◆ **Problem statement**:
Lift out each line of the data that holds "GARDY".
╭─ Rows
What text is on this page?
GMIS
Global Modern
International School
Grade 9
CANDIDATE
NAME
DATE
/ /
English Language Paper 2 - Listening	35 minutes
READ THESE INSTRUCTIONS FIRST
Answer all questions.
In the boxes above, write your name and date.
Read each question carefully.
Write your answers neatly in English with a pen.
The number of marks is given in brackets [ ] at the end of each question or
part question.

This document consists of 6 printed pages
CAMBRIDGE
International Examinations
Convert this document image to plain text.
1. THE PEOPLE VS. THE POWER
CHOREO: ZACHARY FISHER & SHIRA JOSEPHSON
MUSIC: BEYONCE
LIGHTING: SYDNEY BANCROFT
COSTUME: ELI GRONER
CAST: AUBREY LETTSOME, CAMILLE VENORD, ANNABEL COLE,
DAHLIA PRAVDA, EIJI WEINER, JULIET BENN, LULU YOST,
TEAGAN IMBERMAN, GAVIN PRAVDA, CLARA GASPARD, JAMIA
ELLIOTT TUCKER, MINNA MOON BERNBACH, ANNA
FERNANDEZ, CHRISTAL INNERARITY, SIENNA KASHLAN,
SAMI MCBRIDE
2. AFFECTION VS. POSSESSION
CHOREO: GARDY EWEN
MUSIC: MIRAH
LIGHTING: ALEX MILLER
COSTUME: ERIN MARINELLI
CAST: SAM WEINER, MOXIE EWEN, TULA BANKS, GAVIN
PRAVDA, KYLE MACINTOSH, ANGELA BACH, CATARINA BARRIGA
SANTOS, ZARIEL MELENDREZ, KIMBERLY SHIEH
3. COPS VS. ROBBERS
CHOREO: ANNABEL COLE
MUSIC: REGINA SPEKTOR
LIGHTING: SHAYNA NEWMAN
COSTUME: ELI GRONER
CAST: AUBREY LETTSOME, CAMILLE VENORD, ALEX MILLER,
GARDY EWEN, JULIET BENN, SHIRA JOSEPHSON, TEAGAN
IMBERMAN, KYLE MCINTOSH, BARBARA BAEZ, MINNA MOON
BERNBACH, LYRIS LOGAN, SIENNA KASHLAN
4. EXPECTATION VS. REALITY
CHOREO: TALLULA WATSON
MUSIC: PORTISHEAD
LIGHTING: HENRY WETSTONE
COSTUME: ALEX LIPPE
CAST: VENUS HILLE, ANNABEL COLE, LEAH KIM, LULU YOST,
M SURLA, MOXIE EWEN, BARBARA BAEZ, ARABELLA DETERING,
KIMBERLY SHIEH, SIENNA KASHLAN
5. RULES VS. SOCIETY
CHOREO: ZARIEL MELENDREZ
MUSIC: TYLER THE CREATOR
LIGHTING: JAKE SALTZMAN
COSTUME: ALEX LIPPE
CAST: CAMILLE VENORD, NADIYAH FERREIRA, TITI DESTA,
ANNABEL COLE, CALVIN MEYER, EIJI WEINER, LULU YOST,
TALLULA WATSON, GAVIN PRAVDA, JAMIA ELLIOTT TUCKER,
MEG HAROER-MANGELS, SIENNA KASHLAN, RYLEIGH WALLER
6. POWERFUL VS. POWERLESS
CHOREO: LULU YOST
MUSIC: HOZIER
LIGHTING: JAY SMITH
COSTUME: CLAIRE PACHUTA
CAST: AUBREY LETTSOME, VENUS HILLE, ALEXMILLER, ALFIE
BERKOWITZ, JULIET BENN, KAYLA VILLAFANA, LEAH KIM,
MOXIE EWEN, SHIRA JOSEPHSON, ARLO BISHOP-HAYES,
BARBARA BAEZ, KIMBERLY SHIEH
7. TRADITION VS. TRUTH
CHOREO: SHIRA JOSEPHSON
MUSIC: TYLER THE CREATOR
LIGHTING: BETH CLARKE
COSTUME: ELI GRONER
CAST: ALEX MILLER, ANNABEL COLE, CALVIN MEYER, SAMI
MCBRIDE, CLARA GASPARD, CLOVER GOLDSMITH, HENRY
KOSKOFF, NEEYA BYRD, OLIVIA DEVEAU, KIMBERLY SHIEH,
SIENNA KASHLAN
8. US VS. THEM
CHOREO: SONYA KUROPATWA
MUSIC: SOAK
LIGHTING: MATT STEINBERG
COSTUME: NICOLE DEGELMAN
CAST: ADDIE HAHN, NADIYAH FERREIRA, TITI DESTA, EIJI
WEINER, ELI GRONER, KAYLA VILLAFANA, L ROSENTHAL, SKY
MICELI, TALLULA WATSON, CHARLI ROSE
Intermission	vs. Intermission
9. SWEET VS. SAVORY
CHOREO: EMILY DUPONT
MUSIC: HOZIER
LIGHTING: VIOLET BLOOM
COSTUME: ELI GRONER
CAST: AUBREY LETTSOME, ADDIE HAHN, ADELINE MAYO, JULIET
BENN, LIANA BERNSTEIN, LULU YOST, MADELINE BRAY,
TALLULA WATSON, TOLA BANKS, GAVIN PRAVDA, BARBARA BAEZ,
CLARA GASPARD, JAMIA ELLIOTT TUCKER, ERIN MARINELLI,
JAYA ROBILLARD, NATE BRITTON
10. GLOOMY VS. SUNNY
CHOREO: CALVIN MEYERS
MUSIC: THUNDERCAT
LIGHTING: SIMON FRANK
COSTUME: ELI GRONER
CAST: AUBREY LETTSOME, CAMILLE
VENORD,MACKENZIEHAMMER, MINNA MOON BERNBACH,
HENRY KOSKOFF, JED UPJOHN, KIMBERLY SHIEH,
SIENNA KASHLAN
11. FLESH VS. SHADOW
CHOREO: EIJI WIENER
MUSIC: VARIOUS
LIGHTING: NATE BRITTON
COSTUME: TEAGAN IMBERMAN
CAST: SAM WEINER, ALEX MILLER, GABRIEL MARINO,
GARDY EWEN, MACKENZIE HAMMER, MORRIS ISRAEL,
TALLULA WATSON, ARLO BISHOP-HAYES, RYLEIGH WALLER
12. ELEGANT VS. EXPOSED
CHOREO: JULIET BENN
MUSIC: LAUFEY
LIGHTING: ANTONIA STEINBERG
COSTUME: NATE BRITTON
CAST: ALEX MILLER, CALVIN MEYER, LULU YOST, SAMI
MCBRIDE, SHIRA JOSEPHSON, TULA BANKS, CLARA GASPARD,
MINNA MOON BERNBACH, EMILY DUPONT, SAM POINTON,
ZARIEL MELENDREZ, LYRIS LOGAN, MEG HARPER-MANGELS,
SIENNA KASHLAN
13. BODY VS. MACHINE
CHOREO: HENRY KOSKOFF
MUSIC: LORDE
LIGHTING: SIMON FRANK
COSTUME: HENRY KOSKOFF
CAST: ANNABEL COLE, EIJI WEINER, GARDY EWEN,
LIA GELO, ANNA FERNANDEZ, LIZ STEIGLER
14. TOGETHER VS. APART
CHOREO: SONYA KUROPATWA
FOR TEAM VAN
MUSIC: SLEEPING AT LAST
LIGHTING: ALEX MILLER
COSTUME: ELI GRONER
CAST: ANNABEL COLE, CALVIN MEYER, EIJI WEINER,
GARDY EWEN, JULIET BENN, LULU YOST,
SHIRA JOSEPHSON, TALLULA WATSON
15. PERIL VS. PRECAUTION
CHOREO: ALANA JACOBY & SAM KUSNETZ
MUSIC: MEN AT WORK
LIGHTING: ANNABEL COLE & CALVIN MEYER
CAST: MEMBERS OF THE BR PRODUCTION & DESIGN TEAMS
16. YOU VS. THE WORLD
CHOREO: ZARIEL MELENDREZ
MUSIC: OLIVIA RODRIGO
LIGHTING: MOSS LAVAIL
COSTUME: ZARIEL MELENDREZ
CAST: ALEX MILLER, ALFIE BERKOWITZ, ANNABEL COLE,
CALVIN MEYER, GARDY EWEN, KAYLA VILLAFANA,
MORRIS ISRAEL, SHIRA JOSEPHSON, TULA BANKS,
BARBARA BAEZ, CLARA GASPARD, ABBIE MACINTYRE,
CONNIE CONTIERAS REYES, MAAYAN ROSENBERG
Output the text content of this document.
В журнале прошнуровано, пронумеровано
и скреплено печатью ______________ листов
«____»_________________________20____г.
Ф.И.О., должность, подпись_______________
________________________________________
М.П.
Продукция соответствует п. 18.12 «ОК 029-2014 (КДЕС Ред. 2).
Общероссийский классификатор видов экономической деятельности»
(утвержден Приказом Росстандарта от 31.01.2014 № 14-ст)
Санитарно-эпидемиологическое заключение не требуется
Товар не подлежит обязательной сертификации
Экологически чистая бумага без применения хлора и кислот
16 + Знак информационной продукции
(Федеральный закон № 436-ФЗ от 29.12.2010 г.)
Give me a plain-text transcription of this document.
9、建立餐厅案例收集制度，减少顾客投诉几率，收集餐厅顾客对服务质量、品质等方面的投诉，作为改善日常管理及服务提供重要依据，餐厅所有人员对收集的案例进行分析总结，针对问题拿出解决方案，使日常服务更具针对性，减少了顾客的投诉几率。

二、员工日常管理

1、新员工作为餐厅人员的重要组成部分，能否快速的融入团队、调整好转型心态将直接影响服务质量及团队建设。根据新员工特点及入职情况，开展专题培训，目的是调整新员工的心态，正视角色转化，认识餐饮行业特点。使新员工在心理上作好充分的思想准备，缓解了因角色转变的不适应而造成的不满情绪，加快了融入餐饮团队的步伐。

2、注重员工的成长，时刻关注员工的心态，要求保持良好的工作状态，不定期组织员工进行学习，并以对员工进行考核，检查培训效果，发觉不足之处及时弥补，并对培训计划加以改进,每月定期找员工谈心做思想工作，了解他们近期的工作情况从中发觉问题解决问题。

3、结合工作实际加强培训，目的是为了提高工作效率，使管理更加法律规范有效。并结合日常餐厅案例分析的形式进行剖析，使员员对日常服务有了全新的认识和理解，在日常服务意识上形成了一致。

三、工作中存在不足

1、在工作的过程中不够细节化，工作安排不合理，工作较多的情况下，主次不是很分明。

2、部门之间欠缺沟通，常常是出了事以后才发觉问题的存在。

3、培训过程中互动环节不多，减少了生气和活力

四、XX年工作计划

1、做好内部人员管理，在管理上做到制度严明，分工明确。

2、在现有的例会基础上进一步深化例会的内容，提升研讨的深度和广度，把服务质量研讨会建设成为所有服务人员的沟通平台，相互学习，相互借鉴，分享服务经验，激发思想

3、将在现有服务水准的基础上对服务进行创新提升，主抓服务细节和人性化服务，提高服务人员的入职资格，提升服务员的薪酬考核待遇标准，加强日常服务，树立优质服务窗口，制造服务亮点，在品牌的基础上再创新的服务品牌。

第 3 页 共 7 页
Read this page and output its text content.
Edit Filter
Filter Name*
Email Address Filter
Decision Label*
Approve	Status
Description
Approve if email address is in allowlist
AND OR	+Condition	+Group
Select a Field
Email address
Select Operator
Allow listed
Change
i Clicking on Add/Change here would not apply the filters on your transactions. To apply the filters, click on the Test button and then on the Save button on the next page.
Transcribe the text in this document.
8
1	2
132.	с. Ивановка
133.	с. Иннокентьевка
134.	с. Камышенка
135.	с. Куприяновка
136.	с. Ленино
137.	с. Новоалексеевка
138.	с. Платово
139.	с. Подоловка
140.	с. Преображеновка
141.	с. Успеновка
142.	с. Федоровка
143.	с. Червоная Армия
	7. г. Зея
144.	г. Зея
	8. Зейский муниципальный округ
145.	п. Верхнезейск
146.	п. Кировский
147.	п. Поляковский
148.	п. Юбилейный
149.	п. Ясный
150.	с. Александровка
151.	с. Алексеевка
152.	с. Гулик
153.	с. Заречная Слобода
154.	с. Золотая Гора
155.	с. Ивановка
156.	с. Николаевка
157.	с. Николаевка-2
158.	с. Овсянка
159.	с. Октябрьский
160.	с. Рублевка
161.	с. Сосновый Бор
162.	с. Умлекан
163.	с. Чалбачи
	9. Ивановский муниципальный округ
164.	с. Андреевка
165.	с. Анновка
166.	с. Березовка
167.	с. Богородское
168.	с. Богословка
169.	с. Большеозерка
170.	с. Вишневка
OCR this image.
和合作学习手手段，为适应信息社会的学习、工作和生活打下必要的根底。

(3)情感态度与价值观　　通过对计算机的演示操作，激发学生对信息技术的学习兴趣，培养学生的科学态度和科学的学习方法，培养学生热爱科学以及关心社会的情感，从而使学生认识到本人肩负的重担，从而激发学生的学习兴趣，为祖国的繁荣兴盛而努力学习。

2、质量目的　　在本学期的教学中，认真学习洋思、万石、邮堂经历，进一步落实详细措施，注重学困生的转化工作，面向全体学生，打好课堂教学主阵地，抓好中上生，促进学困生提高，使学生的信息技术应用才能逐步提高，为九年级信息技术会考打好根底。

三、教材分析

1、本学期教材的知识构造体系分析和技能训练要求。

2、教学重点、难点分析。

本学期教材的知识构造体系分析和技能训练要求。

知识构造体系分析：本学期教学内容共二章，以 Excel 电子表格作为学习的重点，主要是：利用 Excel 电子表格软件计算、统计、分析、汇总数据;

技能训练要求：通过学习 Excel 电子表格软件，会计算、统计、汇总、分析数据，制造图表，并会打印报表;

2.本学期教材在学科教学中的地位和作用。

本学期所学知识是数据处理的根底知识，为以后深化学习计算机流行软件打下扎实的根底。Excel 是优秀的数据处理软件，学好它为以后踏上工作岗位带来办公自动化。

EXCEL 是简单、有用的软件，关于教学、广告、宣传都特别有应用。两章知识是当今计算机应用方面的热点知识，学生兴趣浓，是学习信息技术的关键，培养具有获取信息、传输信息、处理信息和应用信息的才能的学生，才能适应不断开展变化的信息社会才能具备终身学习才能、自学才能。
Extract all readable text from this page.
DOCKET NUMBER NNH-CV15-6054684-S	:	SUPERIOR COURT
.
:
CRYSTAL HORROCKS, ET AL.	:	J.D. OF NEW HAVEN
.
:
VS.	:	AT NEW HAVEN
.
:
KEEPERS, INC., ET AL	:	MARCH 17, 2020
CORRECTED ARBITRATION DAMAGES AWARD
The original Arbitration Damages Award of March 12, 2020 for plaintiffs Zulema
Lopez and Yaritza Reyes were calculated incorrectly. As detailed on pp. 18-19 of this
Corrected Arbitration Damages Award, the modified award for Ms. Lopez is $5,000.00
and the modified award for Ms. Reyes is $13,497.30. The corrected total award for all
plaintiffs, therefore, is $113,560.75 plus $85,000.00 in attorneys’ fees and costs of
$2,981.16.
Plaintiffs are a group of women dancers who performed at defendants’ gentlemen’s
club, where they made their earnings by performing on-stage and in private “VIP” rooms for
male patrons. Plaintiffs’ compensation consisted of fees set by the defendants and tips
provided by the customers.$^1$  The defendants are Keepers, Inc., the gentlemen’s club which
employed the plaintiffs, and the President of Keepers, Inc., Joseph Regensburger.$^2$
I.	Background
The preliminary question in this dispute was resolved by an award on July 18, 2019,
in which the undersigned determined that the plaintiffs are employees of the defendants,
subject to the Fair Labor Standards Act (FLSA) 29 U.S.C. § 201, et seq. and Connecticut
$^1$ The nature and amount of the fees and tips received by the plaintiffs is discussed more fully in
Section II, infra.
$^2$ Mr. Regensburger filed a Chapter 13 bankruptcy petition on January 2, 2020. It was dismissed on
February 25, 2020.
╰─
◆ **Task response**:
CHOREO: GARDY EWEN
GARDY EWEN, JULIET BENN, SHIRA JOSEPHSON, TEAGAN
GARDY EWEN, MACKENZIE HAMMER, MORRIS ISRAEL,
CAST: ANNABEL COLE, EIJI WEINER, GARDY EWEN,
GARDY EWEN, JULIET BENN, LULU YOST,
CALVIN MEYER, GARDY EWEN, KAYLA VILLAFANA,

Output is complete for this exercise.